#### [Challenge]
Copy all records verbatim.

** Start Entries supplied **

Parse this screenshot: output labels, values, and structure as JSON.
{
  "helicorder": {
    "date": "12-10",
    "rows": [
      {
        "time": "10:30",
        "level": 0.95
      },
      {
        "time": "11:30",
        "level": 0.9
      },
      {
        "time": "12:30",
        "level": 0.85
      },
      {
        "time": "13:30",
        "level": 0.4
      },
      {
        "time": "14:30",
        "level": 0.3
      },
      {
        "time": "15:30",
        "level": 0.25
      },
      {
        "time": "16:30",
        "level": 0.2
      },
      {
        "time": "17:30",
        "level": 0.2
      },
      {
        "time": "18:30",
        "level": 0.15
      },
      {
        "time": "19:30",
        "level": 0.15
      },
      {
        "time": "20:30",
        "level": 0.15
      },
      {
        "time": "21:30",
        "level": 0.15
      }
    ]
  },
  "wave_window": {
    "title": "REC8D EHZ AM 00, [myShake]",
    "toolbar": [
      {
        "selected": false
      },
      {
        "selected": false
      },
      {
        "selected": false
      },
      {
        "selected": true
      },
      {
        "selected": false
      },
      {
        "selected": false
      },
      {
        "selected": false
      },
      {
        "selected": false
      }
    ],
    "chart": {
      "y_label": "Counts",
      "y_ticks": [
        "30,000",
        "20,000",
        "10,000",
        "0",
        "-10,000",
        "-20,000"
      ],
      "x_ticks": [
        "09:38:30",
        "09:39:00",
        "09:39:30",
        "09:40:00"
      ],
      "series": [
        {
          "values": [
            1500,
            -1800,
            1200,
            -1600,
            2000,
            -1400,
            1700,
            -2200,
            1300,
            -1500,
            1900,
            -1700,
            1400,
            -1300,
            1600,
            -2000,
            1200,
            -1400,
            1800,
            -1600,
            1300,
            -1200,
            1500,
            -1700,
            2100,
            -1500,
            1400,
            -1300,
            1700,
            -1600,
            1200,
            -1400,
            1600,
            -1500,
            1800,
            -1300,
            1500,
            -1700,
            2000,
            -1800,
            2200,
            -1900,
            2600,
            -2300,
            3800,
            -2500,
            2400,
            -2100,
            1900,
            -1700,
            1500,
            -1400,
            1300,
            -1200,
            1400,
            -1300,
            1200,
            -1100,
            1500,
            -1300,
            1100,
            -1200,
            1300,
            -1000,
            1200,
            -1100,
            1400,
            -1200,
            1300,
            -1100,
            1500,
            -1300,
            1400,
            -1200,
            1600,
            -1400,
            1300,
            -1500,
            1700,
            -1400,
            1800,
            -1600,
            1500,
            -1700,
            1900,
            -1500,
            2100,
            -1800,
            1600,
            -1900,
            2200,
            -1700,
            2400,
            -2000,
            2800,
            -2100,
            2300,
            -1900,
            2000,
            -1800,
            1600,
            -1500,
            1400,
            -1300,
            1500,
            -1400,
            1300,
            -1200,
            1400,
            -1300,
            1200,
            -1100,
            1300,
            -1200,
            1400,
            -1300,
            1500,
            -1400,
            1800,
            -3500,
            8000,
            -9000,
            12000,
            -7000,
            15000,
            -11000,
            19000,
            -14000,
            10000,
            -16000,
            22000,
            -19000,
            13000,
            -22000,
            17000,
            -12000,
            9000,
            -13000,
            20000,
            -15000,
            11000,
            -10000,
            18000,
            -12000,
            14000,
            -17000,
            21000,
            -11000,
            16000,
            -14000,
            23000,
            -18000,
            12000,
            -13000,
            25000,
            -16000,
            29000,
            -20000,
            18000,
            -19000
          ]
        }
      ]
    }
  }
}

** End Entries supplied **

#### [Reply]
Parse this screenshot: output labels, values, and structure as JSON.
{
  "helicorder": {
    "date": "12-10",
    "rows": [
      {
        "time": "10:30",
        "level": 0.95
      },
      {
        "time": "11:30",
        "level": 0.9
      },
      {
        "time": "12:30",
        "level": 0.85
      },
      {
        "time": "13:30",
        "level": 0.4
      },
      {
        "time": "14:30",
        "level": 0.3
      },
      {
        "time": "15:30",
        "level": 0.25
      },
      {
        "time": "16:30",
        "level": 0.2
      },
      {
        "time": "17:30",
        "level": 0.2
      },
      {
        "time": "18:30",
        "level": 0.15
      },
      {
        "time": "19:30",
        "level": 0.15
      },
      {
        "time": "20:30",
        "level": 0.15
      },
      {
        "time": "21:30",
        "level": 0.15
      }
    ]
  },
  "wave_window": {
    "title": "REC8D EHZ AM 00, [myShake]",
    "toolbar": [
      {
        "selected": false
      },
      {
        "selected": false
      },
      {
        "selected": false
      },
      {
        "selected": true
      },
      {
        "selected": false
      },
      {
        "selected": false
      },
      {
        "selected": false
      },
      {
        "selected": false
      }
    ],
    "chart": {
      "y_label": "Counts",
      "y_ticks": [
        "30,000",
        "20,000",
        "10,000",
        "0",
        "-10,000",
        "-20,000"
      ],
      "x_ticks": [
        "09:38:30",
        "09:39:00",
        "09:39:30",
        "09:40:00"
      ],
      "series": [
        {
          "values": [
            1500,
            -1800,
            1200,
            -1600,
            2000,
            -1400,
            1700,
            -2200,
            1300,
            -1500,
            1900,
            -1700,
            1400,
            -1300,
            1600,
            -2000,
            1200,
            -1400,
            1800,
            -1600,
            1300,
            -1200,
            1500,
            -1700,
            2100,
            -1500,
            1400,
            -1300,
            1700,
            -1600,
            1200,
            -1400,
            1600,
            -1500,
            1800,
            -1300,
            1500,
            -1700,
            2000,
            -1800,
            2200,
            -1900,
            2600,
            -2300,
            3800,
            -2500,
            2400,
            -2100,
            1900,
            -1700,
            1500,
            -1400,
            1300,
            -1200,
            1400,
            -1300,
            1200,
            -1100,
            1500,
            -1300,
            1100,
            -1200,
            1300,
            -1000,
            1200,
            -1100,
            1400,
            -1200,
            1300,
            -1100,
            1500,
            -1300,
            1400,
            -1200,
            1600,
            -1400,
            1300,
            -1500,
            1700,
            -1400,
            1800,
            -1600,
            1500,
            -1700,
            1900,
            -1500,
            2100,
            -1800,
            1600,
            -1900,
            2200,
            -1700,
            2400,
            -2000,
            2800,
            -2100,
            2300,
            -1900,
            2000,
            -1800,
            1600,
            -1500,
            1400,
            -1300,
            1500,
            -1400,
            1300,
            -1200,
            1400,
            -1300,
            1200,
            -1100,
            1300,
            -1200,
            1400,
            -1300,
            1500,
            -1400,
            1800,
            -3500,
            8000,
            -9000,
            12000,
            -7000,
            15000,
            -11000,
            19000,
            -14000,
            10000,
            -16000,
            22000,
            -19000,
            13000,
            -22000,
            17000,
            -12000,
            9000,
            -13000,
            20000,
            -15000,
            11000,
            -10000,
            18000,
            -12000,
            14000,
            -17000,
            21000,
            -11000,
            16000,
            -14000,
            23000,
            -18000,
            12000,
            -13000,
            25000,
            -16000,
            29000,
            -20000,
            18000,
            -19000
          ]
        }
      ]
    }
  }
}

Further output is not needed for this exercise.